YOUR TASK: Reproduce every line of the items below verbatim, changing nothing.

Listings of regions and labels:
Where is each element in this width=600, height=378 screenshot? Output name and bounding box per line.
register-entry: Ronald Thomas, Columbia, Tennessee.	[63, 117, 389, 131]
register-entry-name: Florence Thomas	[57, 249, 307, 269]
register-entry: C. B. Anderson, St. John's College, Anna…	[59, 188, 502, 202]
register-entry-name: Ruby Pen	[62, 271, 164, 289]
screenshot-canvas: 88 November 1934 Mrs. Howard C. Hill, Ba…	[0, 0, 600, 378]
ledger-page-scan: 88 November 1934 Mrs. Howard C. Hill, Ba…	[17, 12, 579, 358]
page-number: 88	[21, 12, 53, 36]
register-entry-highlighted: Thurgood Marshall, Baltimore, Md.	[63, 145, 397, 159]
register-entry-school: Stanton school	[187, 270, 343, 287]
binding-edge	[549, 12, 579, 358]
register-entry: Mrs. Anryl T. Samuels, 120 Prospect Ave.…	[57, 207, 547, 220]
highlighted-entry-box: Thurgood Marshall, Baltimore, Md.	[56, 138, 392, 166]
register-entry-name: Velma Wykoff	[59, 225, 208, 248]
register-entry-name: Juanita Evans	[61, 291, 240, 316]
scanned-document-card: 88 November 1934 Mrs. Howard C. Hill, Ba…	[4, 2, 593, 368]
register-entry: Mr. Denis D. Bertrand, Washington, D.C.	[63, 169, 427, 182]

ANSWER FOR THIS EXERCISE:
Where is each element in this width=600, height=378 screenshot? Output name and bounding box per line.
register-entry: Ronald Thomas, Columbia, Tennessee.	[63, 117, 389, 131]
register-entry-name: Florence Thomas	[57, 249, 307, 269]
register-entry: C. B. Anderson, St. John's College, Anna…	[59, 188, 502, 202]
register-entry-name: Ruby Pen	[62, 271, 164, 289]
screenshot-canvas: 88 November 1934 Mrs. Howard C. Hill, Ba…	[0, 0, 600, 378]
ledger-page-scan: 88 November 1934 Mrs. Howard C. Hill, Ba…	[17, 12, 579, 358]
page-number: 88	[21, 12, 53, 36]
register-entry-highlighted: Thurgood Marshall, Baltimore, Md.	[63, 145, 397, 159]
register-entry-school: Stanton school	[187, 270, 343, 287]
binding-edge	[549, 12, 579, 358]
register-entry: Mrs. Anryl T. Samuels, 120 Prospect Ave.…	[57, 207, 547, 220]
highlighted-entry-box: Thurgood Marshall, Baltimore, Md.	[56, 138, 392, 166]
register-entry-name: Velma Wykoff	[59, 225, 208, 248]
register-entry-name: Juanita Evans	[61, 291, 240, 316]
scanned-document-card: 88 November 1934 Mrs. Howard C. Hill, Ba…	[4, 2, 593, 368]
register-entry: Mr. Denis D. Bertrand, Washington, D.C.	[63, 169, 427, 182]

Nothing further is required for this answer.